[Some records]
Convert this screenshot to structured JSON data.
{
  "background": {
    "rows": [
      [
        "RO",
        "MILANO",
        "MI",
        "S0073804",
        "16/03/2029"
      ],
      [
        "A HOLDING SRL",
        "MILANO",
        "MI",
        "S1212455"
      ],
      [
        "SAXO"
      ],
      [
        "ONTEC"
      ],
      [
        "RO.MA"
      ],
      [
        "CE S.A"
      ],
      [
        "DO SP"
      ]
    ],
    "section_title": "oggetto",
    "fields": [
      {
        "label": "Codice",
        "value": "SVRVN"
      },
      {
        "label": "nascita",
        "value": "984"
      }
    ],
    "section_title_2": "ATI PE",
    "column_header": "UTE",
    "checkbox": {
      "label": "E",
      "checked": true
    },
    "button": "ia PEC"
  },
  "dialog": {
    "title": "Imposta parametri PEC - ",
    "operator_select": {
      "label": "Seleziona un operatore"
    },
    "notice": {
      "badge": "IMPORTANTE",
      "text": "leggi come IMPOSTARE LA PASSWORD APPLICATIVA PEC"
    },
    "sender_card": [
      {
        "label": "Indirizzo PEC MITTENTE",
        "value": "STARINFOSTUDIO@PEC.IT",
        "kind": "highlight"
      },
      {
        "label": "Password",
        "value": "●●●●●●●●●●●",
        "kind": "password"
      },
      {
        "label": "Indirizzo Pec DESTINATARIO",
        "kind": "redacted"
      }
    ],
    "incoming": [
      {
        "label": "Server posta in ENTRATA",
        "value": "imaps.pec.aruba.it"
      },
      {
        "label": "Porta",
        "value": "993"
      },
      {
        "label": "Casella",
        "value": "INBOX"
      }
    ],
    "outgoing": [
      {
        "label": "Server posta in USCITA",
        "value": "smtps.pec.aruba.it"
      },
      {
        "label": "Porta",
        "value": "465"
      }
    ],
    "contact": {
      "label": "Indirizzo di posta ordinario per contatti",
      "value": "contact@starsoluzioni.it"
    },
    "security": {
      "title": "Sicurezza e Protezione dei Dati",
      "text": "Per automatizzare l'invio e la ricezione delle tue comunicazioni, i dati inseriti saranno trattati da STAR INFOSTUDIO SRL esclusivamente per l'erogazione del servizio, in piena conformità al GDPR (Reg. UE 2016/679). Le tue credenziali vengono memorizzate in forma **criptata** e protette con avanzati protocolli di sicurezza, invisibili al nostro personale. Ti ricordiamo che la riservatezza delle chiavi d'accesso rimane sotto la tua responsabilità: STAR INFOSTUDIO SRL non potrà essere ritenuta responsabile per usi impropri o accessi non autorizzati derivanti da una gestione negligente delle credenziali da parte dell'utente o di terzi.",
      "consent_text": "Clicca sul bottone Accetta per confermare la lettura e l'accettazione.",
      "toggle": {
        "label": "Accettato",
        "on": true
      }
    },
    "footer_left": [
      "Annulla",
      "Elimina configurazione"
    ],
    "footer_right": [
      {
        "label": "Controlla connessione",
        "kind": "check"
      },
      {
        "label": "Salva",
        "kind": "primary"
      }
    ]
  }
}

__YOUR OBJECTIVE__. Quote all of the entries exactly as they appear.

__RESPONSE TO THIS TASK__.
Convert this screenshot to structured JSON data.
{
  "background": {
    "rows": [
      [
        "RO",
        "MILANO",
        "MI",
        "S0073804",
        "16/03/2029"
      ],
      [
        "A HOLDING SRL",
        "MILANO",
        "MI",
        "S1212455"
      ],
      [
        "SAXO"
      ],
      [
        "ONTEC"
      ],
      [
        "RO.MA"
      ],
      [
        "CE S.A"
      ],
      [
        "DO SP"
      ]
    ],
    "section_title": "oggetto",
    "fields": [
      {
        "label": "Codice",
        "value": "SVRVN"
      },
      {
        "label": "nascita",
        "value": "984"
      }
    ],
    "section_title_2": "ATI PE",
    "column_header": "UTE",
    "checkbox": {
      "label": "E",
      "checked": true
    },
    "button": "ia PEC"
  },
  "dialog": {
    "title": "Imposta parametri PEC - ",
    "operator_select": {
      "label": "Seleziona un operatore"
    },
    "notice": {
      "badge": "IMPORTANTE",
      "text": "leggi come IMPOSTARE LA PASSWORD APPLICATIVA PEC"
    },
    "sender_card": [
      {
        "label": "Indirizzo PEC MITTENTE",
        "value": "STARINFOSTUDIO@PEC.IT",
        "kind": "highlight"
      },
      {
        "label": "Password",
        "value": "●●●●●●●●●●●",
        "kind": "password"
      },
      {
        "label": "Indirizzo Pec DESTINATARIO",
        "kind": "redacted"
      }
    ],
    "incoming": [
      {
        "label": "Server posta in ENTRATA",
        "value": "imaps.pec.aruba.it"
      },
      {
        "label": "Porta",
        "value": "993"
      },
      {
        "label": "Casella",
        "value": "INBOX"
      }
    ],
    "outgoing": [
      {
        "label": "Server posta in USCITA",
        "value": "smtps.pec.aruba.it"
      },
      {
        "label": "Porta",
        "value": "465"
      }
    ],
    "contact": {
      "label": "Indirizzo di posta ordinario per contatti",
      "value": "contact@starsoluzioni.it"
    },
    "security": {
      "title": "Sicurezza e Protezione dei Dati",
      "text": "Per automatizzare l'invio e la ricezione delle tue comunicazioni, i dati inseriti saranno trattati da STAR INFOSTUDIO SRL esclusivamente per l'erogazione del servizio, in piena conformità al GDPR (Reg. UE 2016/679). Le tue credenziali vengono memorizzate in forma **criptata** e protette con avanzati protocolli di sicurezza, invisibili al nostro personale. Ti ricordiamo che la riservatezza delle chiavi d'accesso rimane sotto la tua responsabilità: STAR INFOSTUDIO SRL non potrà essere ritenuta responsabile per usi impropri o accessi non autorizzati derivanti da una gestione negligente delle credenziali da parte dell'utente o di terzi.",
      "consent_text": "Clicca sul bottone Accetta per confermare la lettura e l'accettazione.",
      "toggle": {
        "label": "Accettato",
        "on": true
      }
    },
    "footer_left": [
      "Annulla",
      "Elimina configurazione"
    ],
    "footer_right": [
      {
        "label": "Controlla connessione",
        "kind": "check"
      },
      {
        "label": "Salva",
        "kind": "primary"
      }
    ]
  }
}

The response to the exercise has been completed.